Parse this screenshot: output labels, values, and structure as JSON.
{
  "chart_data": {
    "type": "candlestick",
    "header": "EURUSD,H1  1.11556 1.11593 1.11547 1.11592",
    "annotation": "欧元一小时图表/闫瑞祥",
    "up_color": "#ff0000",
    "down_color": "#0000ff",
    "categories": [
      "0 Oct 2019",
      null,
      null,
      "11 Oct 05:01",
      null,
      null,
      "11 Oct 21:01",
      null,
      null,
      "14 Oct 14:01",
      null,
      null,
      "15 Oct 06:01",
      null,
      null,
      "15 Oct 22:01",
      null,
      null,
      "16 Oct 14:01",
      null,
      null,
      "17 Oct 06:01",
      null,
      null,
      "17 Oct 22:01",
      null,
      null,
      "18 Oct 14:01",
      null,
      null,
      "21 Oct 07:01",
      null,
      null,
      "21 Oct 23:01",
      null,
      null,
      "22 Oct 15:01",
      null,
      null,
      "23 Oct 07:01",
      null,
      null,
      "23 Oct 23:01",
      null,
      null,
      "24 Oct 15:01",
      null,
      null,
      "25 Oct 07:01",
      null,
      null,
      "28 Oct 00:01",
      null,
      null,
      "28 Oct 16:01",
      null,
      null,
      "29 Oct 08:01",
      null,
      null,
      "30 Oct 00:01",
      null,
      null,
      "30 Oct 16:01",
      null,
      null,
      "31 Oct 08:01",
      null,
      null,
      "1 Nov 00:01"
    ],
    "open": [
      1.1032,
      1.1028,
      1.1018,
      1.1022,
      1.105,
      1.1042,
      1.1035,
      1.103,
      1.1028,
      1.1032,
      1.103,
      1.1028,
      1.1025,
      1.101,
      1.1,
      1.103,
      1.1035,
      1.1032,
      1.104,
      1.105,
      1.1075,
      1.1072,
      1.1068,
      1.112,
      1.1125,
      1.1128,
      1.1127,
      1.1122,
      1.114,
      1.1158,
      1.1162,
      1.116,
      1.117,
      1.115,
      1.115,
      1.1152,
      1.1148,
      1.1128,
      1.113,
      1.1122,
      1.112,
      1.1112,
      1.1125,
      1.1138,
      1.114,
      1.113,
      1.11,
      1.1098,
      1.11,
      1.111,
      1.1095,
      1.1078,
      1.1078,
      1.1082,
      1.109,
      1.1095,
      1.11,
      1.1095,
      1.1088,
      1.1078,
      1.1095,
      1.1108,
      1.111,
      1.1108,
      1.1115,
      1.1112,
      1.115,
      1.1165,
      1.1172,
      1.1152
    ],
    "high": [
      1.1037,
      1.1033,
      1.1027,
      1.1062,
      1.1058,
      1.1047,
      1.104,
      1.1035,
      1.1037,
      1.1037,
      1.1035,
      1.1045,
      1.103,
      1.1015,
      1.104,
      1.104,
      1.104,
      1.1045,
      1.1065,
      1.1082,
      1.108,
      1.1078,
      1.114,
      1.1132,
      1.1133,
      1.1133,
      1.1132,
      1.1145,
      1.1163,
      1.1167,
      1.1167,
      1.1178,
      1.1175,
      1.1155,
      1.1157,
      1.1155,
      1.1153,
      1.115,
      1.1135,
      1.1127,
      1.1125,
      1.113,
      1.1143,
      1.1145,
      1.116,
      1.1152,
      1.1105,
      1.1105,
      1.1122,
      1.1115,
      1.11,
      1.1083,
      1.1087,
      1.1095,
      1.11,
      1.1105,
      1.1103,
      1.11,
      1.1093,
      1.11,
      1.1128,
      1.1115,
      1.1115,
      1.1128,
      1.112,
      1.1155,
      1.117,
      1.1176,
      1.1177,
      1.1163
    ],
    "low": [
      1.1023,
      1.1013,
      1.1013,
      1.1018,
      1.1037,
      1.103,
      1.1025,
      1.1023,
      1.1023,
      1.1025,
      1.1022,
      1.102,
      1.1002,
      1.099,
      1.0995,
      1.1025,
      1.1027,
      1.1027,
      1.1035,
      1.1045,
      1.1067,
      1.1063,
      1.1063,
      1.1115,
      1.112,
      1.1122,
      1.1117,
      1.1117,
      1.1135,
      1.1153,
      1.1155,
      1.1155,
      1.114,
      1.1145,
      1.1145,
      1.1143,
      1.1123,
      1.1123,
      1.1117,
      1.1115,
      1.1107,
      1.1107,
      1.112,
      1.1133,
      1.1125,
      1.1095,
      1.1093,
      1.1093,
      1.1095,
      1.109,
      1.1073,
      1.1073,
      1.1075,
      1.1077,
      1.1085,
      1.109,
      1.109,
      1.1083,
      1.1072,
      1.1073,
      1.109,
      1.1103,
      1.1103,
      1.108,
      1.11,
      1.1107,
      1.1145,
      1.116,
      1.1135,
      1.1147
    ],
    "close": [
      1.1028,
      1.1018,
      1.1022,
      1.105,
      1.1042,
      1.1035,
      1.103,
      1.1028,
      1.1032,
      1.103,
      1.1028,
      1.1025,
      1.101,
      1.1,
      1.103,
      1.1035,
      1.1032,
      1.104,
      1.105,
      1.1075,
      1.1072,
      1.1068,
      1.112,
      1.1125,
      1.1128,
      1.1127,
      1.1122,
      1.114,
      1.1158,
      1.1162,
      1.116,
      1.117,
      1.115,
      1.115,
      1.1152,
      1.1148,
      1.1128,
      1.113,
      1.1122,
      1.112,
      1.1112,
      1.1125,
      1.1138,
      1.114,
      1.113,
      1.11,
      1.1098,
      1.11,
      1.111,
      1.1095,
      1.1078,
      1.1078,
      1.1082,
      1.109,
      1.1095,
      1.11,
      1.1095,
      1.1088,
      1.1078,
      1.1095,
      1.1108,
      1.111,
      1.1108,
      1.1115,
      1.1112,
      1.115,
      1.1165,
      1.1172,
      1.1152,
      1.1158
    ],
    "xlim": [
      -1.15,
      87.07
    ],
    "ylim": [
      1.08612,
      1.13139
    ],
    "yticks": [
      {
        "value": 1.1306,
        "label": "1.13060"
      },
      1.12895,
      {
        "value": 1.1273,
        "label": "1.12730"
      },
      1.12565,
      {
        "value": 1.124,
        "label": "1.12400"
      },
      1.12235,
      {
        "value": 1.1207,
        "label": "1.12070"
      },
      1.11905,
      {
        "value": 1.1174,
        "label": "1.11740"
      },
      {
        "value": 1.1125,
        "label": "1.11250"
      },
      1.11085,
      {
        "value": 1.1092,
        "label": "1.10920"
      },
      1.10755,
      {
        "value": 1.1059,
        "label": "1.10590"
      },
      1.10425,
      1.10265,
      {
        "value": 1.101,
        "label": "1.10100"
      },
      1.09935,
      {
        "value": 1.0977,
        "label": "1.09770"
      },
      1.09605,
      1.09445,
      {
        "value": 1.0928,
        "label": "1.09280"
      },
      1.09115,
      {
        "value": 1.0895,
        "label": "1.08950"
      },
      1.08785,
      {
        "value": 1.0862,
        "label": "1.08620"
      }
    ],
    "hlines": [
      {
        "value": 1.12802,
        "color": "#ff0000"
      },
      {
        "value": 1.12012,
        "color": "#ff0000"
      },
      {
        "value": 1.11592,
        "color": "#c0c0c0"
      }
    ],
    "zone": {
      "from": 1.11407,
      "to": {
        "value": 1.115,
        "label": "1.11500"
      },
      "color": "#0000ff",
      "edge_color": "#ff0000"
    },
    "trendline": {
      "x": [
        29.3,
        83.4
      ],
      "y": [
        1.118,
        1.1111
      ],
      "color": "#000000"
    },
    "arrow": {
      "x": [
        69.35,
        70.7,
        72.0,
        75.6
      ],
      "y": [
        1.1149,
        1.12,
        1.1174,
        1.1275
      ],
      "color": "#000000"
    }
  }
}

○ ○ ○ ○ ○

**YOUR TASK:** All of the data shown above must be copied exactly.

**WRITTEN ANSWER:**
Parse this screenshot: output labels, values, and structure as JSON.
{
  "chart_data": {
    "type": "candlestick",
    "header": "EURUSD,H1  1.11556 1.11593 1.11547 1.11592",
    "annotation": "欧元一小时图表/闫瑞祥",
    "up_color": "#ff0000",
    "down_color": "#0000ff",
    "categories": [
      "0 Oct 2019",
      null,
      null,
      "11 Oct 05:01",
      null,
      null,
      "11 Oct 21:01",
      null,
      null,
      "14 Oct 14:01",
      null,
      null,
      "15 Oct 06:01",
      null,
      null,
      "15 Oct 22:01",
      null,
      null,
      "16 Oct 14:01",
      null,
      null,
      "17 Oct 06:01",
      null,
      null,
      "17 Oct 22:01",
      null,
      null,
      "18 Oct 14:01",
      null,
      null,
      "21 Oct 07:01",
      null,
      null,
      "21 Oct 23:01",
      null,
      null,
      "22 Oct 15:01",
      null,
      null,
      "23 Oct 07:01",
      null,
      null,
      "23 Oct 23:01",
      null,
      null,
      "24 Oct 15:01",
      null,
      null,
      "25 Oct 07:01",
      null,
      null,
      "28 Oct 00:01",
      null,
      null,
      "28 Oct 16:01",
      null,
      null,
      "29 Oct 08:01",
      null,
      null,
      "30 Oct 00:01",
      null,
      null,
      "30 Oct 16:01",
      null,
      null,
      "31 Oct 08:01",
      null,
      null,
      "1 Nov 00:01"
    ],
    "open": [
      1.1032,
      1.1028,
      1.1018,
      1.1022,
      1.105,
      1.1042,
      1.1035,
      1.103,
      1.1028,
      1.1032,
      1.103,
      1.1028,
      1.1025,
      1.101,
      1.1,
      1.103,
      1.1035,
      1.1032,
      1.104,
      1.105,
      1.1075,
      1.1072,
      1.1068,
      1.112,
      1.1125,
      1.1128,
      1.1127,
      1.1122,
      1.114,
      1.1158,
      1.1162,
      1.116,
      1.117,
      1.115,
      1.115,
      1.1152,
      1.1148,
      1.1128,
      1.113,
      1.1122,
      1.112,
      1.1112,
      1.1125,
      1.1138,
      1.114,
      1.113,
      1.11,
      1.1098,
      1.11,
      1.111,
      1.1095,
      1.1078,
      1.1078,
      1.1082,
      1.109,
      1.1095,
      1.11,
      1.1095,
      1.1088,
      1.1078,
      1.1095,
      1.1108,
      1.111,
      1.1108,
      1.1115,
      1.1112,
      1.115,
      1.1165,
      1.1172,
      1.1152
    ],
    "high": [
      1.1037,
      1.1033,
      1.1027,
      1.1062,
      1.1058,
      1.1047,
      1.104,
      1.1035,
      1.1037,
      1.1037,
      1.1035,
      1.1045,
      1.103,
      1.1015,
      1.104,
      1.104,
      1.104,
      1.1045,
      1.1065,
      1.1082,
      1.108,
      1.1078,
      1.114,
      1.1132,
      1.1133,
      1.1133,
      1.1132,
      1.1145,
      1.1163,
      1.1167,
      1.1167,
      1.1178,
      1.1175,
      1.1155,
      1.1157,
      1.1155,
      1.1153,
      1.115,
      1.1135,
      1.1127,
      1.1125,
      1.113,
      1.1143,
      1.1145,
      1.116,
      1.1152,
      1.1105,
      1.1105,
      1.1122,
      1.1115,
      1.11,
      1.1083,
      1.1087,
      1.1095,
      1.11,
      1.1105,
      1.1103,
      1.11,
      1.1093,
      1.11,
      1.1128,
      1.1115,
      1.1115,
      1.1128,
      1.112,
      1.1155,
      1.117,
      1.1176,
      1.1177,
      1.1163
    ],
    "low": [
      1.1023,
      1.1013,
      1.1013,
      1.1018,
      1.1037,
      1.103,
      1.1025,
      1.1023,
      1.1023,
      1.1025,
      1.1022,
      1.102,
      1.1002,
      1.099,
      1.0995,
      1.1025,
      1.1027,
      1.1027,
      1.1035,
      1.1045,
      1.1067,
      1.1063,
      1.1063,
      1.1115,
      1.112,
      1.1122,
      1.1117,
      1.1117,
      1.1135,
      1.1153,
      1.1155,
      1.1155,
      1.114,
      1.1145,
      1.1145,
      1.1143,
      1.1123,
      1.1123,
      1.1117,
      1.1115,
      1.1107,
      1.1107,
      1.112,
      1.1133,
      1.1125,
      1.1095,
      1.1093,
      1.1093,
      1.1095,
      1.109,
      1.1073,
      1.1073,
      1.1075,
      1.1077,
      1.1085,
      1.109,
      1.109,
      1.1083,
      1.1072,
      1.1073,
      1.109,
      1.1103,
      1.1103,
      1.108,
      1.11,
      1.1107,
      1.1145,
      1.116,
      1.1135,
      1.1147
    ],
    "close": [
      1.1028,
      1.1018,
      1.1022,
      1.105,
      1.1042,
      1.1035,
      1.103,
      1.1028,
      1.1032,
      1.103,
      1.1028,
      1.1025,
      1.101,
      1.1,
      1.103,
      1.1035,
      1.1032,
      1.104,
      1.105,
      1.1075,
      1.1072,
      1.1068,
      1.112,
      1.1125,
      1.1128,
      1.1127,
      1.1122,
      1.114,
      1.1158,
      1.1162,
      1.116,
      1.117,
      1.115,
      1.115,
      1.1152,
      1.1148,
      1.1128,
      1.113,
      1.1122,
      1.112,
      1.1112,
      1.1125,
      1.1138,
      1.114,
      1.113,
      1.11,
      1.1098,
      1.11,
      1.111,
      1.1095,
      1.1078,
      1.1078,
      1.1082,
      1.109,
      1.1095,
      1.11,
      1.1095,
      1.1088,
      1.1078,
      1.1095,
      1.1108,
      1.111,
      1.1108,
      1.1115,
      1.1112,
      1.115,
      1.1165,
      1.1172,
      1.1152,
      1.1158
    ],
    "xlim": [
      -1.15,
      87.07
    ],
    "ylim": [
      1.08612,
      1.13139
    ],
    "yticks": [
      {
        "value": 1.1306,
        "label": "1.13060"
      },
      1.12895,
      {
        "value": 1.1273,
        "label": "1.12730"
      },
      1.12565,
      {
        "value": 1.124,
        "label": "1.12400"
      },
      1.12235,
      {
        "value": 1.1207,
        "label": "1.12070"
      },
      1.11905,
      {
        "value": 1.1174,
        "label": "1.11740"
      },
      {
        "value": 1.1125,
        "label": "1.11250"
      },
      1.11085,
      {
        "value": 1.1092,
        "label": "1.10920"
      },
      1.10755,
      {
        "value": 1.1059,
        "label": "1.10590"
      },
      1.10425,
      1.10265,
      {
        "value": 1.101,
        "label": "1.10100"
      },
      1.09935,
      {
        "value": 1.0977,
        "label": "1.09770"
      },
      1.09605,
      1.09445,
      {
        "value": 1.0928,
        "label": "1.09280"
      },
      1.09115,
      {
        "value": 1.0895,
        "label": "1.08950"
      },
      1.08785,
      {
        "value": 1.0862,
        "label": "1.08620"
      }
    ],
    "hlines": [
      {
        "value": 1.12802,
        "color": "#ff0000"
      },
      {
        "value": 1.12012,
        "color": "#ff0000"
      },
      {
        "value": 1.11592,
        "color": "#c0c0c0"
      }
    ],
    "zone": {
      "from": 1.11407,
      "to": {
        "value": 1.115,
        "label": "1.11500"
      },
      "color": "#0000ff",
      "edge_color": "#ff0000"
    },
    "trendline": {
      "x": [
        29.3,
        83.4
      ],
      "y": [
        1.118,
        1.1111
      ],
      "color": "#000000"
    },
    "arrow": {
      "x": [
        69.35,
        70.7,
        72.0,
        75.6
      ],
      "y": [
        1.1149,
        1.12,
        1.1174,
        1.1275
      ],
      "color": "#000000"
    }
  }
}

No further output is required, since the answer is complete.